-- START Exercise materials --
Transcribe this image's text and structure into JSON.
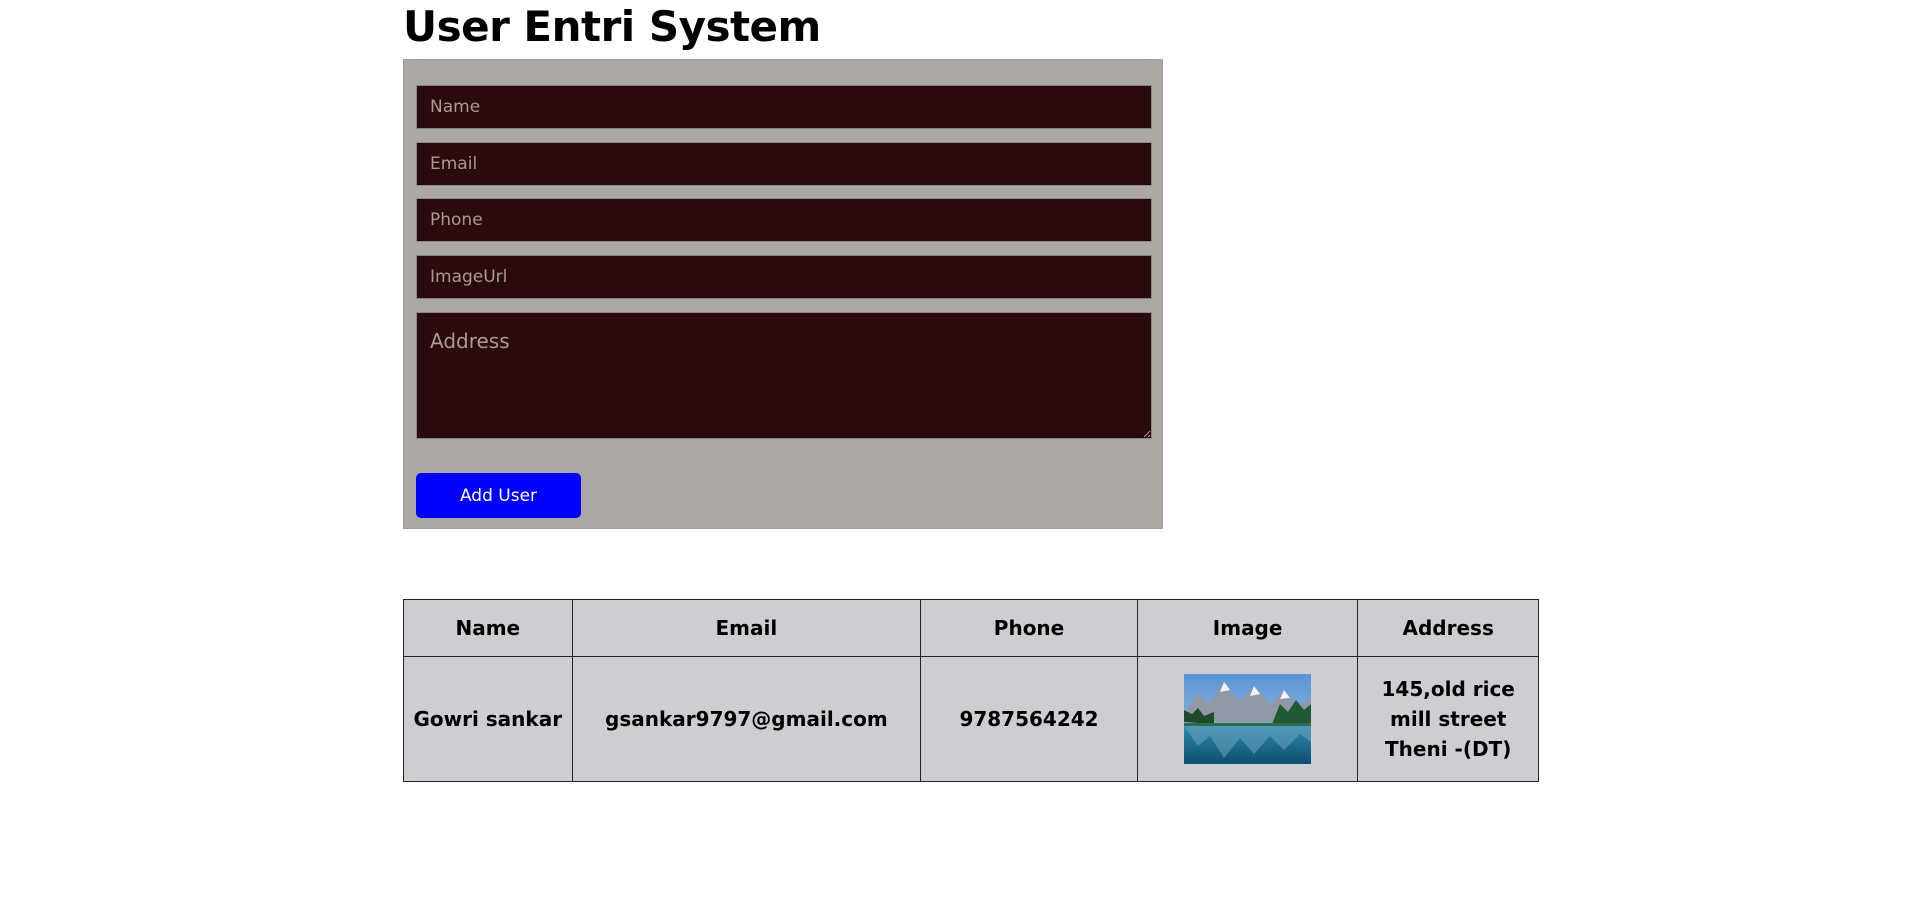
{
  "page": {
    "title": "User Entri System"
  },
  "form": {
    "name_placeholder": "Name",
    "email_placeholder": "Email",
    "phone_placeholder": "Phone",
    "image_url_placeholder": "ImageUrl",
    "address_placeholder": "Address",
    "submit_label": "Add User"
  },
  "table": {
    "headers": [
      "Name",
      "Email",
      "Phone",
      "Image",
      "Address"
    ],
    "rows": [
      {
        "name": "Gowri sankar",
        "email": "gsankar9797@gmail.com",
        "phone": "9787564242",
        "image_icon": "landscape-thumbnail",
        "address_lines": [
          "145,old rice",
          "mill street",
          "Theni -(DT)"
        ]
      }
    ]
  },
  "colors": {
    "panel_bg": "#aba8a3",
    "input_bg": "#2b0a0c",
    "button_bg": "#0000ff",
    "table_bg": "#cdced2"
  }
}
-- END Exercise materials --
• [Exercise aim] Every line of text is to be repeated exactly; pictures are left out.

• [Answer for the task]
Transcribe this image's text and structure into JSON.
{
  "page": {
    "title": "User Entri System"
  },
  "form": {
    "name_placeholder": "Name",
    "email_placeholder": "Email",
    "phone_placeholder": "Phone",
    "image_url_placeholder": "ImageUrl",
    "address_placeholder": "Address",
    "submit_label": "Add User"
  },
  "table": {
    "headers": [
      "Name",
      "Email",
      "Phone",
      "Image",
      "Address"
    ],
    "rows": [
      {
        "name": "Gowri sankar",
        "email": "gsankar9797@gmail.com",
        "phone": "9787564242",
        "image_icon": "landscape-thumbnail",
        "address_lines": [
          "145,old rice",
          "mill street",
          "Theni -(DT)"
        ]
      }
    ]
  },
  "colors": {
    "panel_bg": "#aba8a3",
    "input_bg": "#2b0a0c",
    "button_bg": "#0000ff",
    "table_bg": "#cdced2"
  }
}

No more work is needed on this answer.